# [PROBLEM REQUIREMENTS]
Only lines holding the string "title" are wanted; copy each one from the material.

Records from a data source
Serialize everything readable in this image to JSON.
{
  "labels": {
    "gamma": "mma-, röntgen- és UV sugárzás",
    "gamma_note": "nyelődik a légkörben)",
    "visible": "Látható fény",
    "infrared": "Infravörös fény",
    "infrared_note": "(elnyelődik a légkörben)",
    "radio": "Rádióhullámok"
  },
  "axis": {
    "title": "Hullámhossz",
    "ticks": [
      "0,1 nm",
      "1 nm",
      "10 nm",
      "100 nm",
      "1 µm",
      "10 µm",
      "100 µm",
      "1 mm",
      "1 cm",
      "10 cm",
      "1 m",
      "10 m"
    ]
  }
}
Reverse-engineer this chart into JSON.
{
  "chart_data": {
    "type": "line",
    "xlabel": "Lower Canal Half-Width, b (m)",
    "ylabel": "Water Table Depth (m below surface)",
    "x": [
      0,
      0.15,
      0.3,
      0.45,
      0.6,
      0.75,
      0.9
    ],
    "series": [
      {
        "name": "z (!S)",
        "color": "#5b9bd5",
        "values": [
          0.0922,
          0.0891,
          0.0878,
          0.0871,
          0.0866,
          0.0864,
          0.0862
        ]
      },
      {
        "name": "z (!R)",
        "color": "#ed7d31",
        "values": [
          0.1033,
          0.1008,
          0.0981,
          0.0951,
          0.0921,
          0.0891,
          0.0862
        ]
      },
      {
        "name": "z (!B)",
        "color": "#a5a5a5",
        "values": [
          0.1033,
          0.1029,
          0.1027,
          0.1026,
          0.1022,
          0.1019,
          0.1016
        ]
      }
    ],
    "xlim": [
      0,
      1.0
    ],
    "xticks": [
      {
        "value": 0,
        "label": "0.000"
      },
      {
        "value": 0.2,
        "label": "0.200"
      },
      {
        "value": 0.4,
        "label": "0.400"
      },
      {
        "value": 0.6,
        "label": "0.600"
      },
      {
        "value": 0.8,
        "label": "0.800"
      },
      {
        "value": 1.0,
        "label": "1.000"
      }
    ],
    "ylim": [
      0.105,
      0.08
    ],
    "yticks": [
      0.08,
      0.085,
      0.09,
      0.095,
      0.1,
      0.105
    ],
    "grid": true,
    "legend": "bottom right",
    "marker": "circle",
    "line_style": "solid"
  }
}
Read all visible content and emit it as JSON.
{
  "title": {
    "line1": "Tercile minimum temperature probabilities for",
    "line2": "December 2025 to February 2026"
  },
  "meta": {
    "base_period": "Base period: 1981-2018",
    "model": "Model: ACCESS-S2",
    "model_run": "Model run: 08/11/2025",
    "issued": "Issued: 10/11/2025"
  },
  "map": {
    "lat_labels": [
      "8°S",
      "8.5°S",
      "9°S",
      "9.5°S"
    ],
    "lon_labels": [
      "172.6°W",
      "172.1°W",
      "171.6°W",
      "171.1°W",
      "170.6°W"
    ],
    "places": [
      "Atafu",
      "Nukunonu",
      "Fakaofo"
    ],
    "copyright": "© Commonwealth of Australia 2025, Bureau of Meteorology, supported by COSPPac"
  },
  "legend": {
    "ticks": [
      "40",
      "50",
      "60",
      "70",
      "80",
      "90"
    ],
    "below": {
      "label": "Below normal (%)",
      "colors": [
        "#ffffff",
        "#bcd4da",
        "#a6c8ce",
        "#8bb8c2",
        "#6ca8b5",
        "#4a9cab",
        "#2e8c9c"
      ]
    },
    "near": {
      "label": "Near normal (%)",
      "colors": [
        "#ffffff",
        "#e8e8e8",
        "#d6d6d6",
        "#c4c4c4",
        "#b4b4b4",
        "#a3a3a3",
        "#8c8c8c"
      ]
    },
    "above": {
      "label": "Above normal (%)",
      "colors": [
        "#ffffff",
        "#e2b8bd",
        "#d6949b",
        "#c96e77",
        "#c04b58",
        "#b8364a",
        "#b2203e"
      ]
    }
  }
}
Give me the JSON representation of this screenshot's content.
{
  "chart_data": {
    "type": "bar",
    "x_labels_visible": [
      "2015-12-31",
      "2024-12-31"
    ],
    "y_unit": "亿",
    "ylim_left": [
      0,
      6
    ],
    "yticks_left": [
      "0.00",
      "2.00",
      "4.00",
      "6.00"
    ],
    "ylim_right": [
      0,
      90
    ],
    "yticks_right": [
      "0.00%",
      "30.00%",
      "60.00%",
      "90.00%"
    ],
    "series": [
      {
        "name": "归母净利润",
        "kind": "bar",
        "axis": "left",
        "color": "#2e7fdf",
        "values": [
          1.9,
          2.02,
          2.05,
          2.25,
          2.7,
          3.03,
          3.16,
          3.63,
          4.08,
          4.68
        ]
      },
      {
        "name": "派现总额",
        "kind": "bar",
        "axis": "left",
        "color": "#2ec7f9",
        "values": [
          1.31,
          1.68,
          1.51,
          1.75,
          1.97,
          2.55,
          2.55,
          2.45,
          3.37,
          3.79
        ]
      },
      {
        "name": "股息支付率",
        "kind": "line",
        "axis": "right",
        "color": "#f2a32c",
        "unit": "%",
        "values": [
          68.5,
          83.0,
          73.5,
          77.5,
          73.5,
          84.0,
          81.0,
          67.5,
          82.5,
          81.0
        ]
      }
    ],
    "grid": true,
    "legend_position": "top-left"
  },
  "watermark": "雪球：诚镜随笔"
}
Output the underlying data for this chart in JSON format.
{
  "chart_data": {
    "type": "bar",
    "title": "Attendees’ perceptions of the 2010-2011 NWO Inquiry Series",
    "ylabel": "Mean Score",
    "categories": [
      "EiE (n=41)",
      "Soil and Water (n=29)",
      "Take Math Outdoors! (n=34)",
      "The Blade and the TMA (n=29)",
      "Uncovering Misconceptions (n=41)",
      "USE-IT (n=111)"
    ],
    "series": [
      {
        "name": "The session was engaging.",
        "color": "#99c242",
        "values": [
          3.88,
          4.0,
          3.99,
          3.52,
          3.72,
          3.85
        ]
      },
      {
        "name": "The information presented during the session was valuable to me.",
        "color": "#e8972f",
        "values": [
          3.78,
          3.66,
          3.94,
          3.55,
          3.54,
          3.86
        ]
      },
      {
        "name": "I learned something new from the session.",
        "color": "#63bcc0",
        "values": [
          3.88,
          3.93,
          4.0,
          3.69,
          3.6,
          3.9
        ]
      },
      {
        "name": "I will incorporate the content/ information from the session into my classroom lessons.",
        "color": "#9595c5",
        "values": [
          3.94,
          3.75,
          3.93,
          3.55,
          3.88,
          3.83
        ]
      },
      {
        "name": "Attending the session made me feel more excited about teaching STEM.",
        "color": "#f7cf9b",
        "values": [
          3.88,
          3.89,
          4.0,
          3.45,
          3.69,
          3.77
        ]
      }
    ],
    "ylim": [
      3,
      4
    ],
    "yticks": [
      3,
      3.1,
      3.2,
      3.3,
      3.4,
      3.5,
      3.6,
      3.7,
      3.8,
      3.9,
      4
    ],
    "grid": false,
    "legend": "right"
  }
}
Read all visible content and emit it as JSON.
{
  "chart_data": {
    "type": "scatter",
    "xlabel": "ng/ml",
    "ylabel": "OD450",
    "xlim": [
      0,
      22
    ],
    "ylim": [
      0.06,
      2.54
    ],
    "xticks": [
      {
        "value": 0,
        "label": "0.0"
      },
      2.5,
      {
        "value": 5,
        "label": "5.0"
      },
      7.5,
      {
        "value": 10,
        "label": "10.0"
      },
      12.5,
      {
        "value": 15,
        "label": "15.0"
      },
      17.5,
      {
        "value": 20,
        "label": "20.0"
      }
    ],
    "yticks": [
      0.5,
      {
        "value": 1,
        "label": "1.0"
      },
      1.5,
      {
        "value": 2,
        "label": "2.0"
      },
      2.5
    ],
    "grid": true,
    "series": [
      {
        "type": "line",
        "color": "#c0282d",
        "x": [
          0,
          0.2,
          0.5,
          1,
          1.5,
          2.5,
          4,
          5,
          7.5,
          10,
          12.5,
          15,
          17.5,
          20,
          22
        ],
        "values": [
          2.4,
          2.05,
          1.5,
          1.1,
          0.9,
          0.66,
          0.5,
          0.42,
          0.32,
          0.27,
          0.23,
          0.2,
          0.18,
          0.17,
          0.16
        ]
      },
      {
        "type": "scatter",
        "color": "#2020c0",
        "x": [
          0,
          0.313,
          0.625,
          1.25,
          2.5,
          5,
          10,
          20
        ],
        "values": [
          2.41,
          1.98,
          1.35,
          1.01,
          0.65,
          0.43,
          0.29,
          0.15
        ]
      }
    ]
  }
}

# [PROBLEM SOLUTION]
    "title": "Hullámhossz",
  "title": {
    "title": "Attendees’ perceptions of the 2010-2011 NWO Inquiry Series",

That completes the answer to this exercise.